Given problem | Copy out each line in the material below that has the word "ylabel".

Data shown |
※
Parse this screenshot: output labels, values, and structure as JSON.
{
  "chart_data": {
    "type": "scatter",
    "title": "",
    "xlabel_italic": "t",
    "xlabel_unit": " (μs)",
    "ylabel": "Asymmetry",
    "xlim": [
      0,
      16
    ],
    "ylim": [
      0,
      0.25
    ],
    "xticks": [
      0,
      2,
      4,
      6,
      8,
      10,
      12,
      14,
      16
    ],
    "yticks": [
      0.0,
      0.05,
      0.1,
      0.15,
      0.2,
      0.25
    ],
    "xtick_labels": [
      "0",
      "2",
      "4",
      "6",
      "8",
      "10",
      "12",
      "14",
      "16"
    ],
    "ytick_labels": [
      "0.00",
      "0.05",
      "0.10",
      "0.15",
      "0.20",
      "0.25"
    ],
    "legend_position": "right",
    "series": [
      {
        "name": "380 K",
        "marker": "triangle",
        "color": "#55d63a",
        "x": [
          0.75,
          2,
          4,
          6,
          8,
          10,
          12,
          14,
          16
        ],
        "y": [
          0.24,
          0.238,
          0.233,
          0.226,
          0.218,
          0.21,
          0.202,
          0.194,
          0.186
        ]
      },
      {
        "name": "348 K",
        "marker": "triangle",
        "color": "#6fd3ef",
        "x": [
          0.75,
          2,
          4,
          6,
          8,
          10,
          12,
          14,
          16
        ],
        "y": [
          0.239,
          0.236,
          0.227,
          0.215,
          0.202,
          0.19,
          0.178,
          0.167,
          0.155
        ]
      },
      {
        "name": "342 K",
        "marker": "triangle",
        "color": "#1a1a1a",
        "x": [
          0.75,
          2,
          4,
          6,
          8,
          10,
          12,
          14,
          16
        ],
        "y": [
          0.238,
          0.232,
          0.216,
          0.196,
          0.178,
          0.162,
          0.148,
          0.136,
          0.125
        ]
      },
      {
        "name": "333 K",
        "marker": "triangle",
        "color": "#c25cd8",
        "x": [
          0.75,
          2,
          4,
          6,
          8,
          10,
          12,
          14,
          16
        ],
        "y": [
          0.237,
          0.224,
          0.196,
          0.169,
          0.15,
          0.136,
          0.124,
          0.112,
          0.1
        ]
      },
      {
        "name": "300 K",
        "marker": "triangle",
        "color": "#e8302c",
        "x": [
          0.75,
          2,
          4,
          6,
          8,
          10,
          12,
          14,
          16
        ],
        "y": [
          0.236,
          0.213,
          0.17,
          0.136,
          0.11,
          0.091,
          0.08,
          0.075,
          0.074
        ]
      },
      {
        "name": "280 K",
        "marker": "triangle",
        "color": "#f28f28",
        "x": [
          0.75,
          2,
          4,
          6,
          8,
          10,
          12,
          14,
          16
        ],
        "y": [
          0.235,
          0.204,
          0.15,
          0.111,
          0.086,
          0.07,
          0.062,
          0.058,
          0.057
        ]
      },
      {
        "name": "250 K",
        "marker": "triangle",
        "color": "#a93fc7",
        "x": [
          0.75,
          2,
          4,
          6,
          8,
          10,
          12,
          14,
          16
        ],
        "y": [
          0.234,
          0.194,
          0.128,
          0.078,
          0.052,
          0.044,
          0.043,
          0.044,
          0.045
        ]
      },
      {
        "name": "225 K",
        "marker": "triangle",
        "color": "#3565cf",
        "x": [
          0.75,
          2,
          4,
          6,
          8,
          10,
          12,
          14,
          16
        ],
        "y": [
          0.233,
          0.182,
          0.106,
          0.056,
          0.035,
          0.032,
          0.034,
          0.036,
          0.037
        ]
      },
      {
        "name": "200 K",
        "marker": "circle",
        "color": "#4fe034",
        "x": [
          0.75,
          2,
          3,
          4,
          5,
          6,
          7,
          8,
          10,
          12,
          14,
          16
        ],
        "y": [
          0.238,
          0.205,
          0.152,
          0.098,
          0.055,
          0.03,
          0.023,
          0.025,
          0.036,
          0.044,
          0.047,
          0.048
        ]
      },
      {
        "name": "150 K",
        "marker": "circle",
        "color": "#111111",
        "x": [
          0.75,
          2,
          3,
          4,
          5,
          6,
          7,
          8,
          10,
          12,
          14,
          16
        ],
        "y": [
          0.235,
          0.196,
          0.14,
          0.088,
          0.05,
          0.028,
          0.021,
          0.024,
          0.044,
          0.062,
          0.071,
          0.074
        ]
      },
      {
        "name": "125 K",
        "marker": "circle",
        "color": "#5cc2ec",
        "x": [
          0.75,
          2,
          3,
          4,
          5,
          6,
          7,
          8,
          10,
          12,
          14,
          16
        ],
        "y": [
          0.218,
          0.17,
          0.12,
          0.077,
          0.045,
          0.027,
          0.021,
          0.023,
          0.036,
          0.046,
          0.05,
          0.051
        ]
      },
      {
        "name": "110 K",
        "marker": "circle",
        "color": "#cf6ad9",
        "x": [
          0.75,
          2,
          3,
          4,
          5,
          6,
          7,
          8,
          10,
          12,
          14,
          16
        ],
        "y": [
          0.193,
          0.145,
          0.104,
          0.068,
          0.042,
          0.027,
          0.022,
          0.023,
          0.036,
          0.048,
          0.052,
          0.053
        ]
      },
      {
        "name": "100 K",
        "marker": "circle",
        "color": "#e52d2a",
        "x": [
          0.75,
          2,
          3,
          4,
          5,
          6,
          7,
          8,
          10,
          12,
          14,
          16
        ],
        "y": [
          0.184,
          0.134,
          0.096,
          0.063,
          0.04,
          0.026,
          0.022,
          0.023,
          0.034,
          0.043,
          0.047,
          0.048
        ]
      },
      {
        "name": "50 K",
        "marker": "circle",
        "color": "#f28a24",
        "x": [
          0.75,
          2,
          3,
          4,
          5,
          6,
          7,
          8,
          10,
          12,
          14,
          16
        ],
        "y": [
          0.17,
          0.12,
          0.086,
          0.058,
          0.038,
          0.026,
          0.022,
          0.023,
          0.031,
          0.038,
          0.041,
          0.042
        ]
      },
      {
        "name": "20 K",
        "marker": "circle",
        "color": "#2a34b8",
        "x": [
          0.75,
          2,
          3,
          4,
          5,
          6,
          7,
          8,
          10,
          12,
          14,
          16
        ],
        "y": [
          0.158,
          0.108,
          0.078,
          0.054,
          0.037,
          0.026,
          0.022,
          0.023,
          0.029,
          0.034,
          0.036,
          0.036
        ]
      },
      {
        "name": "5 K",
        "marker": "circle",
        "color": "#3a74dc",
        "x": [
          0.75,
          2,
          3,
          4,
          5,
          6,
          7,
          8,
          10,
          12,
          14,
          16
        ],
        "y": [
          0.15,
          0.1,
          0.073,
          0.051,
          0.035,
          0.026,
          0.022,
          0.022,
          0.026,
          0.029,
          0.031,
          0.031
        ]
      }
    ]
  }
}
※
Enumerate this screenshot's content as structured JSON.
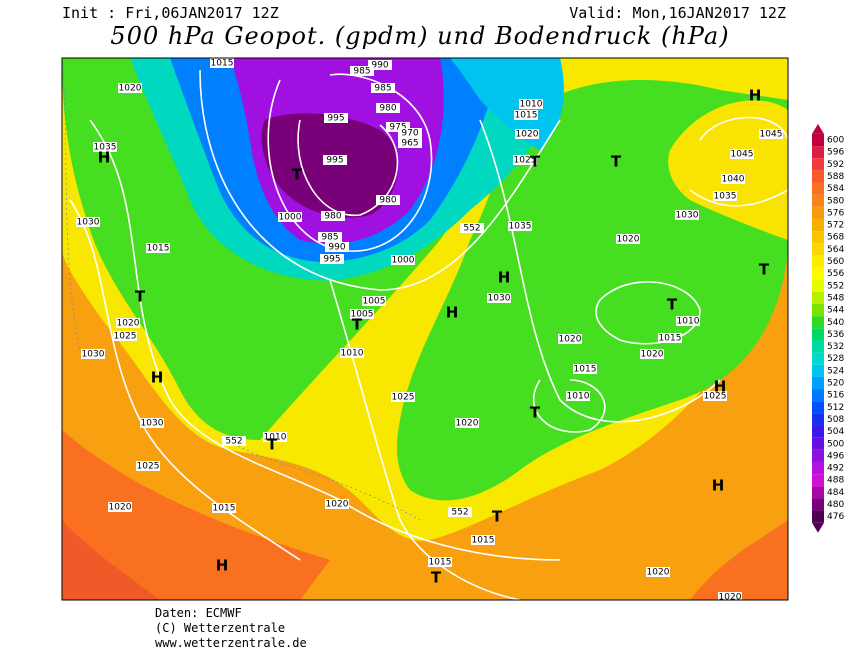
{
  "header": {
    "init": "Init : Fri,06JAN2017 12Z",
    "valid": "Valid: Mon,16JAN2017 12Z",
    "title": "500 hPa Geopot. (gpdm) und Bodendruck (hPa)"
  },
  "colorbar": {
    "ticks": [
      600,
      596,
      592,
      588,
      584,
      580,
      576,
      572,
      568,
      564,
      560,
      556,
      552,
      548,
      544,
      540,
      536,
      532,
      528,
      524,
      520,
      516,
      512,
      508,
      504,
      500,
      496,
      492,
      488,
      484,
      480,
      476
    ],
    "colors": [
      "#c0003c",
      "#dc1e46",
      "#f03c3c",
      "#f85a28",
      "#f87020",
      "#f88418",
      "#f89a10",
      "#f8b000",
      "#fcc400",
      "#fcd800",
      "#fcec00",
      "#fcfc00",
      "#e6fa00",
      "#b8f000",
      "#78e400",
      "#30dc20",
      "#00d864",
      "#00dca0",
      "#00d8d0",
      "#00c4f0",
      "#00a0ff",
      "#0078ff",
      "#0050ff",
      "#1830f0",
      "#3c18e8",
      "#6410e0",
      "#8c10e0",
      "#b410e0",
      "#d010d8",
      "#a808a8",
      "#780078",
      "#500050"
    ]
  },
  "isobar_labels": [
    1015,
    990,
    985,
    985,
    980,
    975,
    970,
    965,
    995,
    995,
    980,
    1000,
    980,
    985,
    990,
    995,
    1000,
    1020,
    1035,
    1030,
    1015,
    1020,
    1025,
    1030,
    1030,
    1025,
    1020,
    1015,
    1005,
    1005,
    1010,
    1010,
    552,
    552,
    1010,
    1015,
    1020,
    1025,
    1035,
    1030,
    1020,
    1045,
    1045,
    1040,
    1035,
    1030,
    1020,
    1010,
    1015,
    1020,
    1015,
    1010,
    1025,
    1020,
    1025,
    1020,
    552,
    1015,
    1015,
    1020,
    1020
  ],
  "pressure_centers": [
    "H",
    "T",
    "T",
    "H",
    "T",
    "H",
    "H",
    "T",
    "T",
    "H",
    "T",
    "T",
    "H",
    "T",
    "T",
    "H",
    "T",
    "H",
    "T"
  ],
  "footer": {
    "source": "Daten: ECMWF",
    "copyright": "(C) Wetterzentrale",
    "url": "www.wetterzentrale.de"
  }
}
※
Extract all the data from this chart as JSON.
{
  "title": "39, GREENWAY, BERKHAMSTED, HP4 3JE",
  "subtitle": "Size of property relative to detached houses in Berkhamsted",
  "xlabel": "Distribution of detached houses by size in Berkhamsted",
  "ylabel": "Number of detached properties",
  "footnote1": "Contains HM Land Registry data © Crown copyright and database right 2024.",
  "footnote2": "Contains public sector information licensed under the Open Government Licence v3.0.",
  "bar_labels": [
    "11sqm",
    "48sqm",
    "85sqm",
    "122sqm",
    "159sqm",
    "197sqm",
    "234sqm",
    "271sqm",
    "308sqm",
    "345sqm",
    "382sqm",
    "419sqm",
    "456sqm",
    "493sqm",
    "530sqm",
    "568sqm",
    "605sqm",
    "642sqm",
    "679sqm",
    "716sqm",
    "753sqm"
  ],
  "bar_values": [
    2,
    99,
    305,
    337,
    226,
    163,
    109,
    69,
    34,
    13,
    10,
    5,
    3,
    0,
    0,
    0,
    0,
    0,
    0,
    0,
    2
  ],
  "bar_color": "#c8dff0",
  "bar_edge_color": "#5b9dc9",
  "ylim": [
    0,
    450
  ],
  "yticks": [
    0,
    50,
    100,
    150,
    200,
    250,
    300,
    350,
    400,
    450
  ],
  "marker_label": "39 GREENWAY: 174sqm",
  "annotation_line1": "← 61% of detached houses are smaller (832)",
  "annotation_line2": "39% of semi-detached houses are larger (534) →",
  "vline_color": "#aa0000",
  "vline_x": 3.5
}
※
Answer to this exercise |
    "ylabel": "Asymmetry",
  "ylabel": "Number of detached properties",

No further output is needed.